Repeat every record below exactly as it appears.

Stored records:
== == ==

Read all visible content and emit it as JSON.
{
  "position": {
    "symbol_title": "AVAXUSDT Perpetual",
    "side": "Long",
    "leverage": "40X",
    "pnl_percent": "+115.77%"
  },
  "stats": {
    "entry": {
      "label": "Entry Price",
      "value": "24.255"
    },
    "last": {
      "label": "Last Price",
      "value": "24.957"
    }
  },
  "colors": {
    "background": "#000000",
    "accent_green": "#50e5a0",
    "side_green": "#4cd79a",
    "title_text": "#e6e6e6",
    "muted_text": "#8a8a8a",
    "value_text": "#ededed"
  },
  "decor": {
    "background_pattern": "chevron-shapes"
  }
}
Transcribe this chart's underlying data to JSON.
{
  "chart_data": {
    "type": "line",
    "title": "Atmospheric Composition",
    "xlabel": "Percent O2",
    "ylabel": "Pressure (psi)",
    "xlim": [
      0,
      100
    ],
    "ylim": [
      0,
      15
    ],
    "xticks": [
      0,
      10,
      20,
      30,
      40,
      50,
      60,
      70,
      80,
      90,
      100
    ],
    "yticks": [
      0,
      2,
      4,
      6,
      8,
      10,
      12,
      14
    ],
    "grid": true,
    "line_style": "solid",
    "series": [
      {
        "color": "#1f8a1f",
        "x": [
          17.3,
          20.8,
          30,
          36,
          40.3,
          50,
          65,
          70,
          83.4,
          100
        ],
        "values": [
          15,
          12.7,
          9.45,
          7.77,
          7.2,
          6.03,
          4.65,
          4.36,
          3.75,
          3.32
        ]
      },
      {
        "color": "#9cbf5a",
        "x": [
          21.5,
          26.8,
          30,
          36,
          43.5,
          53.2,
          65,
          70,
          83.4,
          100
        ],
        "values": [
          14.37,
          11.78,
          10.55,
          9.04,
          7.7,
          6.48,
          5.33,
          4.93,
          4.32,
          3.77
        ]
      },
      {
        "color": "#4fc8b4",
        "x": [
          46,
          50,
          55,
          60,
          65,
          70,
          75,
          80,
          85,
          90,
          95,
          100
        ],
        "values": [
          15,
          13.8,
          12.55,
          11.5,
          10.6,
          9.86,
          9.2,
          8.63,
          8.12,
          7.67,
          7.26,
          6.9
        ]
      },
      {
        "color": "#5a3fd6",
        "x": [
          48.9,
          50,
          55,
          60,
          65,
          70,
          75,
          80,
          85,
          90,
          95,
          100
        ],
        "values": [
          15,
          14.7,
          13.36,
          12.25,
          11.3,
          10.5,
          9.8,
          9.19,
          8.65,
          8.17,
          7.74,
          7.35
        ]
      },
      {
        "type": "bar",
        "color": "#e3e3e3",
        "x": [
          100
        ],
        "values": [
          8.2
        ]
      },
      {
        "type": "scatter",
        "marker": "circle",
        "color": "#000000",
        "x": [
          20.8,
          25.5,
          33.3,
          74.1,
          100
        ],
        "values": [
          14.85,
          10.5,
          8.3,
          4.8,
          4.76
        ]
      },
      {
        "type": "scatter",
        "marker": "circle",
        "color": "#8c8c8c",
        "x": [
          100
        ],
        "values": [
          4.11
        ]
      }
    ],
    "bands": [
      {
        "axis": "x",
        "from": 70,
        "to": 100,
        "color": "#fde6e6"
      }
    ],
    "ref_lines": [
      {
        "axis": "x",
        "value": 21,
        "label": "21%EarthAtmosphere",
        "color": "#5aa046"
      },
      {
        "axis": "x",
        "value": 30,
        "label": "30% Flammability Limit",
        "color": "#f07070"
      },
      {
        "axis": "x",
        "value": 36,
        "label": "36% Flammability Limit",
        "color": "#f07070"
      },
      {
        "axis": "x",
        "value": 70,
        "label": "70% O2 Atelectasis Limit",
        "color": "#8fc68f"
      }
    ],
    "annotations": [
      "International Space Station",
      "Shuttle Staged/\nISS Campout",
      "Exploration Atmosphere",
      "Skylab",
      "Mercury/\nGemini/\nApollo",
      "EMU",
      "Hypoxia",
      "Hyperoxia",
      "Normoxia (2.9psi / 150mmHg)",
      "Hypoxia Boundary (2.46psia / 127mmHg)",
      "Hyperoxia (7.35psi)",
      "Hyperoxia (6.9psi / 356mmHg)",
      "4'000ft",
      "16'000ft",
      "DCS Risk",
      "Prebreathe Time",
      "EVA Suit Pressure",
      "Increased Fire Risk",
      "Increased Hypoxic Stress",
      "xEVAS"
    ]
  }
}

== == ==

**Task response:**
Read all visible content and emit it as JSON.
{
  "position": {
    "symbol_title": "AVAXUSDT Perpetual",
    "side": "Long",
    "leverage": "40X",
    "pnl_percent": "+115.77%"
  },
  "stats": {
    "entry": {
      "label": "Entry Price",
      "value": "24.255"
    },
    "last": {
      "label": "Last Price",
      "value": "24.957"
    }
  },
  "colors": {
    "background": "#000000",
    "accent_green": "#50e5a0",
    "side_green": "#4cd79a",
    "title_text": "#e6e6e6",
    "muted_text": "#8a8a8a",
    "value_text": "#ededed"
  },
  "decor": {
    "background_pattern": "chevron-shapes"
  }
}
Transcribe this chart's underlying data to JSON.
{
  "chart_data": {
    "type": "line",
    "title": "Atmospheric Composition",
    "xlabel": "Percent O2",
    "ylabel": "Pressure (psi)",
    "xlim": [
      0,
      100
    ],
    "ylim": [
      0,
      15
    ],
    "xticks": [
      0,
      10,
      20,
      30,
      40,
      50,
      60,
      70,
      80,
      90,
      100
    ],
    "yticks": [
      0,
      2,
      4,
      6,
      8,
      10,
      12,
      14
    ],
    "grid": true,
    "line_style": "solid",
    "series": [
      {
        "color": "#1f8a1f",
        "x": [
          17.3,
          20.8,
          30,
          36,
          40.3,
          50,
          65,
          70,
          83.4,
          100
        ],
        "values": [
          15,
          12.7,
          9.45,
          7.77,
          7.2,
          6.03,
          4.65,
          4.36,
          3.75,
          3.32
        ]
      },
      {
        "color": "#9cbf5a",
        "x": [
          21.5,
          26.8,
          30,
          36,
          43.5,
          53.2,
          65,
          70,
          83.4,
          100
        ],
        "values": [
          14.37,
          11.78,
          10.55,
          9.04,
          7.7,
          6.48,
          5.33,
          4.93,
          4.32,
          3.77
        ]
      },
      {
        "color": "#4fc8b4",
        "x": [
          46,
          50,
          55,
          60,
          65,
          70,
          75,
          80,
          85,
          90,
          95,
          100
        ],
        "values": [
          15,
          13.8,
          12.55,
          11.5,
          10.6,
          9.86,
          9.2,
          8.63,
          8.12,
          7.67,
          7.26,
          6.9
        ]
      },
      {
        "color": "#5a3fd6",
        "x": [
          48.9,
          50,
          55,
          60,
          65,
          70,
          75,
          80,
          85,
          90,
          95,
          100
        ],
        "values": [
          15,
          14.7,
          13.36,
          12.25,
          11.3,
          10.5,
          9.8,
          9.19,
          8.65,
          8.17,
          7.74,
          7.35
        ]
      },
      {
        "type": "bar",
        "color": "#e3e3e3",
        "x": [
          100
        ],
        "values": [
          8.2
        ]
      },
      {
        "type": "scatter",
        "marker": "circle",
        "color": "#000000",
        "x": [
          20.8,
          25.5,
          33.3,
          74.1,
          100
        ],
        "values": [
          14.85,
          10.5,
          8.3,
          4.8,
          4.76
        ]
      },
      {
        "type": "scatter",
        "marker": "circle",
        "color": "#8c8c8c",
        "x": [
          100
        ],
        "values": [
          4.11
        ]
      }
    ],
    "bands": [
      {
        "axis": "x",
        "from": 70,
        "to": 100,
        "color": "#fde6e6"
      }
    ],
    "ref_lines": [
      {
        "axis": "x",
        "value": 21,
        "label": "21%EarthAtmosphere",
        "color": "#5aa046"
      },
      {
        "axis": "x",
        "value": 30,
        "label": "30% Flammability Limit",
        "color": "#f07070"
      },
      {
        "axis": "x",
        "value": 36,
        "label": "36% Flammability Limit",
        "color": "#f07070"
      },
      {
        "axis": "x",
        "value": 70,
        "label": "70% O2 Atelectasis Limit",
        "color": "#8fc68f"
      }
    ],
    "annotations": [
      "International Space Station",
      "Shuttle Staged/\nISS Campout",
      "Exploration Atmosphere",
      "Skylab",
      "Mercury/\nGemini/\nApollo",
      "EMU",
      "Hypoxia",
      "Hyperoxia",
      "Normoxia (2.9psi / 150mmHg)",
      "Hypoxia Boundary (2.46psia / 127mmHg)",
      "Hyperoxia (7.35psi)",
      "Hyperoxia (6.9psi / 356mmHg)",
      "4'000ft",
      "16'000ft",
      "DCS Risk",
      "Prebreathe Time",
      "EVA Suit Pressure",
      "Increased Fire Risk",
      "Increased Hypoxic Stress",
      "xEVAS"
    ]
  }
}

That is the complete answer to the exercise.